What you are asked to do: Wherever the word "TinyMCE" shows up in a line, please copy that line.
(begin)
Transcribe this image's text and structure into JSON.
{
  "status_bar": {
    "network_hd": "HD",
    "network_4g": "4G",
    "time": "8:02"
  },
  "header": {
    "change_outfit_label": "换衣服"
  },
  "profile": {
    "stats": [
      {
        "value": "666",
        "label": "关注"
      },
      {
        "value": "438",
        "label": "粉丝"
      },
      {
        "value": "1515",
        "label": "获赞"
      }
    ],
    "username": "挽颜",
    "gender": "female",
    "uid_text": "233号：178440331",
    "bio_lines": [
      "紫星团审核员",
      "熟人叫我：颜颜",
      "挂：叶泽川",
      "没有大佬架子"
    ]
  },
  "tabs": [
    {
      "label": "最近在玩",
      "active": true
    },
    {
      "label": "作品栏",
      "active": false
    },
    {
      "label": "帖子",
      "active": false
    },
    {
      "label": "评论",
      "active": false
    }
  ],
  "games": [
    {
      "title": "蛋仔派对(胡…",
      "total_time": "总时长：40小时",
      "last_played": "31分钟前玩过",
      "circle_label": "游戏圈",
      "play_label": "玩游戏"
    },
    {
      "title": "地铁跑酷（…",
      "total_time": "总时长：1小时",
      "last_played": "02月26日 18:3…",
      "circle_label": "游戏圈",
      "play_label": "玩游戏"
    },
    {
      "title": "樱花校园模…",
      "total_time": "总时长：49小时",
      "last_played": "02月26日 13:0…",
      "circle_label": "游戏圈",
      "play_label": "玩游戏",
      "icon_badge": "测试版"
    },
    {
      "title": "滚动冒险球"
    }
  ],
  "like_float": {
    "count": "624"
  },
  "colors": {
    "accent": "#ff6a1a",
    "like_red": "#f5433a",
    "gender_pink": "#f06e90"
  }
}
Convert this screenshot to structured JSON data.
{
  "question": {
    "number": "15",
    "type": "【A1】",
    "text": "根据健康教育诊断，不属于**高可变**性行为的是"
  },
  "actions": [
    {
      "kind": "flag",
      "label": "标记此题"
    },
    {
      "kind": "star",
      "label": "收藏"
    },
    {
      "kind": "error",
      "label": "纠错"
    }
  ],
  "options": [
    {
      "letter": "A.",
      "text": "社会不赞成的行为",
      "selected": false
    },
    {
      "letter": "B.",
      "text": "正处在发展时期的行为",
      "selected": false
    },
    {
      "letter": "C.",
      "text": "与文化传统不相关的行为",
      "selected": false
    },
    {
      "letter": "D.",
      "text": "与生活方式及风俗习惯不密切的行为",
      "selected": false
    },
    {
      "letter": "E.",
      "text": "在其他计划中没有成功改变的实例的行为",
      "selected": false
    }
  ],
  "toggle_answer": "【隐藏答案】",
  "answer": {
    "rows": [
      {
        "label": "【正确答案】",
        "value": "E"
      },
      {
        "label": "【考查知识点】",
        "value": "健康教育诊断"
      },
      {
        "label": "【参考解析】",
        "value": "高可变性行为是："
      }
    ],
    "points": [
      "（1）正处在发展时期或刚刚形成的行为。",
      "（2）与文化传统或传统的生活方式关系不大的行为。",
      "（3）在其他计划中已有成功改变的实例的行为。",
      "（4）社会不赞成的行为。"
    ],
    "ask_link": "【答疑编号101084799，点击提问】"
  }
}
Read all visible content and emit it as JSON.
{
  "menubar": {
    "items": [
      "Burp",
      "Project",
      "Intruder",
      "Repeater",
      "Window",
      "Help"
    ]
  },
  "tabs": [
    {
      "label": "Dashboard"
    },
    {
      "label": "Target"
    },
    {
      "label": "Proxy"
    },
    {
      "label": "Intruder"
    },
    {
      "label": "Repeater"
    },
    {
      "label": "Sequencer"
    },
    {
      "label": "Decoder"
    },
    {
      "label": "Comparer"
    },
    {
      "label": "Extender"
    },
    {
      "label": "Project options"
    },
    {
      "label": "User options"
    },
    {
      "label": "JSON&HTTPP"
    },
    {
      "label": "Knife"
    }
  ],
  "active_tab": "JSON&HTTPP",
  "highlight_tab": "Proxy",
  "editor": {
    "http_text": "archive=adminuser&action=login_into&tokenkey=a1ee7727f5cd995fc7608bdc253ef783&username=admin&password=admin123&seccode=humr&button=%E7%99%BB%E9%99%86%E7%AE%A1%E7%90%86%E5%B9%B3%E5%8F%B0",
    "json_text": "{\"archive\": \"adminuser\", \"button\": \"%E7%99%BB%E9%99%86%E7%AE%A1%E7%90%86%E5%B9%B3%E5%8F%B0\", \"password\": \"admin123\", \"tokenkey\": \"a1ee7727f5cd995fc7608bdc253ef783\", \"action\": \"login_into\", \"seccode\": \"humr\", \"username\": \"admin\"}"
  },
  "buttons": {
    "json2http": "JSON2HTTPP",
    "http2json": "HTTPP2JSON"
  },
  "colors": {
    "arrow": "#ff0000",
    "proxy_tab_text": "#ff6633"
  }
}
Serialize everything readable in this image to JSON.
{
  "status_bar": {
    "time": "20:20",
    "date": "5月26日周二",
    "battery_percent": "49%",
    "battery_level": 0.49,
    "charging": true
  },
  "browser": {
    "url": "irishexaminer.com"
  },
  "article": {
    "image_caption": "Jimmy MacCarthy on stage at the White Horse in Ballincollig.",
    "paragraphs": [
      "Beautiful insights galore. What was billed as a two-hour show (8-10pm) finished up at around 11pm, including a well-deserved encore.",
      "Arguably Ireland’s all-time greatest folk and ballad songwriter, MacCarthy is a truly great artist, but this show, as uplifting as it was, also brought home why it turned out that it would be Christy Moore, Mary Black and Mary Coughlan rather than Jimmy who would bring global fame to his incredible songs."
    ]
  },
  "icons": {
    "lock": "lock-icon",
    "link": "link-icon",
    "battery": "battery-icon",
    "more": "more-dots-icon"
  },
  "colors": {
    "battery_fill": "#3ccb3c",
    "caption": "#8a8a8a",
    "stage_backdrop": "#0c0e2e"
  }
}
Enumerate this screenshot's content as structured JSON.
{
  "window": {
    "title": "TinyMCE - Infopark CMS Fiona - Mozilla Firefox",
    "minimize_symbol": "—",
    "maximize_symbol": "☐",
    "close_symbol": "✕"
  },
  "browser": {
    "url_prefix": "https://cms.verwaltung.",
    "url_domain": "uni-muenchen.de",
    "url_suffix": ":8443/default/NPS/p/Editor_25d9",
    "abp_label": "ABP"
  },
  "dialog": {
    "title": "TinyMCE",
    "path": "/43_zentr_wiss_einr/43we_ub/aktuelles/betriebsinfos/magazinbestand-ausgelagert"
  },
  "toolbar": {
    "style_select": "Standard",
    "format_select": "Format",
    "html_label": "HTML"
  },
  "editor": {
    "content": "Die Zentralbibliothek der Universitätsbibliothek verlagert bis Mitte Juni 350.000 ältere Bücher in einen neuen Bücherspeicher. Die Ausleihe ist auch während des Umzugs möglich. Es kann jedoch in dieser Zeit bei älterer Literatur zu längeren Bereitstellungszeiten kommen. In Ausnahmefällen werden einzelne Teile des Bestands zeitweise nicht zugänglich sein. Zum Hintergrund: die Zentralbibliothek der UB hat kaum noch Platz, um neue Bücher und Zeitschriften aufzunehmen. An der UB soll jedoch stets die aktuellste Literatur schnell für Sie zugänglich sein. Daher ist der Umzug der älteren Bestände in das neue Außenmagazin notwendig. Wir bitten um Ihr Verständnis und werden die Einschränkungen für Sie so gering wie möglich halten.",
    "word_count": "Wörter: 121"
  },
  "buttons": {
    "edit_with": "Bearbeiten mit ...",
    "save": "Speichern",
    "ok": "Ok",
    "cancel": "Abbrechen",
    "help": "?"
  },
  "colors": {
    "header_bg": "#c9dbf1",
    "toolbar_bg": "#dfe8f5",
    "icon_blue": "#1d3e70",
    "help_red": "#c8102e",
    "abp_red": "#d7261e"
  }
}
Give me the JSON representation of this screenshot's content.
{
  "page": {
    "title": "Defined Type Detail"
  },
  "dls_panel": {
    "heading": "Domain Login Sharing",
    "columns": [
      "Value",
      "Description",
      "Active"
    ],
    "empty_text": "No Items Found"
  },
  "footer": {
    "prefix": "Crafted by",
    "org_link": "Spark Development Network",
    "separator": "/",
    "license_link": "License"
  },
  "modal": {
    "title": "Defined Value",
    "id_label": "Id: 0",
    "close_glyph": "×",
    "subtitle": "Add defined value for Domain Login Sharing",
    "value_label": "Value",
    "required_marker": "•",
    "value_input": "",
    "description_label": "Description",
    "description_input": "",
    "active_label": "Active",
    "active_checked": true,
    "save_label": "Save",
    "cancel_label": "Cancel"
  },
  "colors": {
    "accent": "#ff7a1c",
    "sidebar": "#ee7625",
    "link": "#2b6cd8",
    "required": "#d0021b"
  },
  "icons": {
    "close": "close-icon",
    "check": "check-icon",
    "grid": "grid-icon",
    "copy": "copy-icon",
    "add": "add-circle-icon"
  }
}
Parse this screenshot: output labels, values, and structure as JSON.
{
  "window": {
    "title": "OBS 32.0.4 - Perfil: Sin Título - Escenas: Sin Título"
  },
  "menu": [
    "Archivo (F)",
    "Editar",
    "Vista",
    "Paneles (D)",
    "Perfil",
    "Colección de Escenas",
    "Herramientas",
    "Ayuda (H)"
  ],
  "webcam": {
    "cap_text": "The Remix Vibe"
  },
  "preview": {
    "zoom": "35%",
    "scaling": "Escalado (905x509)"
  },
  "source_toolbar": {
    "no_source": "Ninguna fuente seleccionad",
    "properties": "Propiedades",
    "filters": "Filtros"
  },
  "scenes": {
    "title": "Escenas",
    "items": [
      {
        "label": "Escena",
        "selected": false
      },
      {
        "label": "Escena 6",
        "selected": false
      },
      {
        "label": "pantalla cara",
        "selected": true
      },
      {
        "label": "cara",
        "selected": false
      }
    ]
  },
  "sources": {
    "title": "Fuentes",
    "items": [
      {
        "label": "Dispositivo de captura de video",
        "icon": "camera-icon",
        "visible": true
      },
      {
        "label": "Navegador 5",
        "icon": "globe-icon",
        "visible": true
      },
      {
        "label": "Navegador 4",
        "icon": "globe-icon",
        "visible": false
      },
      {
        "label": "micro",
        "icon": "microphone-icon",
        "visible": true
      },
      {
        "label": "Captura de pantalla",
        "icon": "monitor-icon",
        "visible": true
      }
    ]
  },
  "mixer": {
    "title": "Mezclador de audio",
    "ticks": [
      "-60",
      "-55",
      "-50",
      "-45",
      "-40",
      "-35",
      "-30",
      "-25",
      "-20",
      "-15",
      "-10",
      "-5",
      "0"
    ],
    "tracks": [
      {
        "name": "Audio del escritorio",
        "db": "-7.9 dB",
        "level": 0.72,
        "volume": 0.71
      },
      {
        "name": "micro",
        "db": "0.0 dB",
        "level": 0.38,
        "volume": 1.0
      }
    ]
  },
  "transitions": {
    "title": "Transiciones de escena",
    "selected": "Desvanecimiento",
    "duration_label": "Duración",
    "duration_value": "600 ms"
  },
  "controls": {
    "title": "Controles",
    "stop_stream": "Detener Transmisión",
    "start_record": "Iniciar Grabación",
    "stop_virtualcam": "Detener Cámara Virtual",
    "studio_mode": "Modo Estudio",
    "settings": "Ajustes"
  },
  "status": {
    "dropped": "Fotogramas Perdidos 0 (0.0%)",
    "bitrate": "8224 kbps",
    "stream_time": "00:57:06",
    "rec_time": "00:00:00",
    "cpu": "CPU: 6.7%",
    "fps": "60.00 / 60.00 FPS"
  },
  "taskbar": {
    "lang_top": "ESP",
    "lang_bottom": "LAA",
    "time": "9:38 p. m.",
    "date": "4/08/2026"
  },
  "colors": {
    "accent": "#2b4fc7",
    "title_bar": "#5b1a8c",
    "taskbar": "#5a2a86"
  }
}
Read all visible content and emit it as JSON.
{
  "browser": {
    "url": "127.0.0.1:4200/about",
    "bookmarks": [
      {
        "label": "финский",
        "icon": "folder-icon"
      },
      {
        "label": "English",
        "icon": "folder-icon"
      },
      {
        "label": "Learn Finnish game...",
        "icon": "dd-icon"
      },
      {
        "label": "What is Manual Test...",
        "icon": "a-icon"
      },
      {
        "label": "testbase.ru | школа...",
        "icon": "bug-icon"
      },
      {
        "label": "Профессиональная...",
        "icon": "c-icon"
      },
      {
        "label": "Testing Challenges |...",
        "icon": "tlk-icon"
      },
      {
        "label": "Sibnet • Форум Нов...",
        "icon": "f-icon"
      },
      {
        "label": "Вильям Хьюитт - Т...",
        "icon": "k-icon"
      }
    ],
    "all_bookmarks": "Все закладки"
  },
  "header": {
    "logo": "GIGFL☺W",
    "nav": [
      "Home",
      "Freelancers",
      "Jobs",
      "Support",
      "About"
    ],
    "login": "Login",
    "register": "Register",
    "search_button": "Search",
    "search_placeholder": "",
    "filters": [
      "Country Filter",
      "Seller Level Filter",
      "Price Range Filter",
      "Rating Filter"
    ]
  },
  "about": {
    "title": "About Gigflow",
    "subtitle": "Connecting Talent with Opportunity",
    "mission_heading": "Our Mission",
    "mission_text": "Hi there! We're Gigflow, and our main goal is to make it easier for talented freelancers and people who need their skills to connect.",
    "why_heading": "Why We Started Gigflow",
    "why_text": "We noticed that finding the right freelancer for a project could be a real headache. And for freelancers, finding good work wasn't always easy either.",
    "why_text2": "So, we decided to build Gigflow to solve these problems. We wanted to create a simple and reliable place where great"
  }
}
(end)
Complete answer:
    "title": "TinyMCE - Infopark CMS Fiona - Mozilla Firefox",
    "title": "TinyMCE",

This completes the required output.